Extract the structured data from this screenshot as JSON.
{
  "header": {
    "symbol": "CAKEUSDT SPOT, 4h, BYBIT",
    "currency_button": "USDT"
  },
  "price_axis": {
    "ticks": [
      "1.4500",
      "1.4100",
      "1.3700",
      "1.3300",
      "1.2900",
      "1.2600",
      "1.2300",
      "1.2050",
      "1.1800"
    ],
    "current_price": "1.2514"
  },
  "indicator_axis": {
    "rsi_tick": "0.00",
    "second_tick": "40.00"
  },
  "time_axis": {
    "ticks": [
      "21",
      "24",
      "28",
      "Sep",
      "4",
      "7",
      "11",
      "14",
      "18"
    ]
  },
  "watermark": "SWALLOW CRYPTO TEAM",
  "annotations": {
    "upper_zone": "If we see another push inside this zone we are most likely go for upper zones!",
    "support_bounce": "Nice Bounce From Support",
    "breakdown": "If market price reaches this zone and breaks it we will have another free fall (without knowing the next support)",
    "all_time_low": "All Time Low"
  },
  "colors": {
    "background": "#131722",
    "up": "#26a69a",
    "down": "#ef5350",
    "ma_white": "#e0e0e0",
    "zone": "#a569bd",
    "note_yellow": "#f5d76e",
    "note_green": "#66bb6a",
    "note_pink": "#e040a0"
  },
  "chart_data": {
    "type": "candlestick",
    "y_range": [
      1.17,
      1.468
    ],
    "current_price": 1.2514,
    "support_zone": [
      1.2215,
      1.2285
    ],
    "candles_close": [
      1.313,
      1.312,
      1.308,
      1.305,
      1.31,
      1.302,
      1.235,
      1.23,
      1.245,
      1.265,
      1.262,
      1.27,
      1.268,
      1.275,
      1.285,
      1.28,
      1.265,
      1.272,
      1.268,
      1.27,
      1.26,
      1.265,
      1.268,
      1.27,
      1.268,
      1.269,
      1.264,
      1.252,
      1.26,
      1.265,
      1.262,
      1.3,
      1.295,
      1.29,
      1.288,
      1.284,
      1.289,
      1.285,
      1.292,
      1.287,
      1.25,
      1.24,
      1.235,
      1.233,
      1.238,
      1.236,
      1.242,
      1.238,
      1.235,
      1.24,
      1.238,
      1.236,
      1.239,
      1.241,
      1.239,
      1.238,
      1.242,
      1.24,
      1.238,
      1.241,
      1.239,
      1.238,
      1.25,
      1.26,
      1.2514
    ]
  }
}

________________________________________

(Problem to work on): Every entry needs to be retyped exactly.

(Response to the task):
Extract the structured data from this screenshot as JSON.
{
  "header": {
    "symbol": "CAKEUSDT SPOT, 4h, BYBIT",
    "currency_button": "USDT"
  },
  "price_axis": {
    "ticks": [
      "1.4500",
      "1.4100",
      "1.3700",
      "1.3300",
      "1.2900",
      "1.2600",
      "1.2300",
      "1.2050",
      "1.1800"
    ],
    "current_price": "1.2514"
  },
  "indicator_axis": {
    "rsi_tick": "0.00",
    "second_tick": "40.00"
  },
  "time_axis": {
    "ticks": [
      "21",
      "24",
      "28",
      "Sep",
      "4",
      "7",
      "11",
      "14",
      "18"
    ]
  },
  "watermark": "SWALLOW CRYPTO TEAM",
  "annotations": {
    "upper_zone": "If we see another push inside this zone we are most likely go for upper zones!",
    "support_bounce": "Nice Bounce From Support",
    "breakdown": "If market price reaches this zone and breaks it we will have another free fall (without knowing the next support)",
    "all_time_low": "All Time Low"
  },
  "colors": {
    "background": "#131722",
    "up": "#26a69a",
    "down": "#ef5350",
    "ma_white": "#e0e0e0",
    "zone": "#a569bd",
    "note_yellow": "#f5d76e",
    "note_green": "#66bb6a",
    "note_pink": "#e040a0"
  },
  "chart_data": {
    "type": "candlestick",
    "y_range": [
      1.17,
      1.468
    ],
    "current_price": 1.2514,
    "support_zone": [
      1.2215,
      1.2285
    ],
    "candles_close": [
      1.313,
      1.312,
      1.308,
      1.305,
      1.31,
      1.302,
      1.235,
      1.23,
      1.245,
      1.265,
      1.262,
      1.27,
      1.268,
      1.275,
      1.285,
      1.28,
      1.265,
      1.272,
      1.268,
      1.27,
      1.26,
      1.265,
      1.268,
      1.27,
      1.268,
      1.269,
      1.264,
      1.252,
      1.26,
      1.265,
      1.262,
      1.3,
      1.295,
      1.29,
      1.288,
      1.284,
      1.289,
      1.285,
      1.292,
      1.287,
      1.25,
      1.24,
      1.235,
      1.233,
      1.238,
      1.236,
      1.242,
      1.238,
      1.235,
      1.24,
      1.238,
      1.236,
      1.239,
      1.241,
      1.239,
      1.238,
      1.242,
      1.24,
      1.238,
      1.241,
      1.239,
      1.238,
      1.25,
      1.26,
      1.2514
    ]
  }
}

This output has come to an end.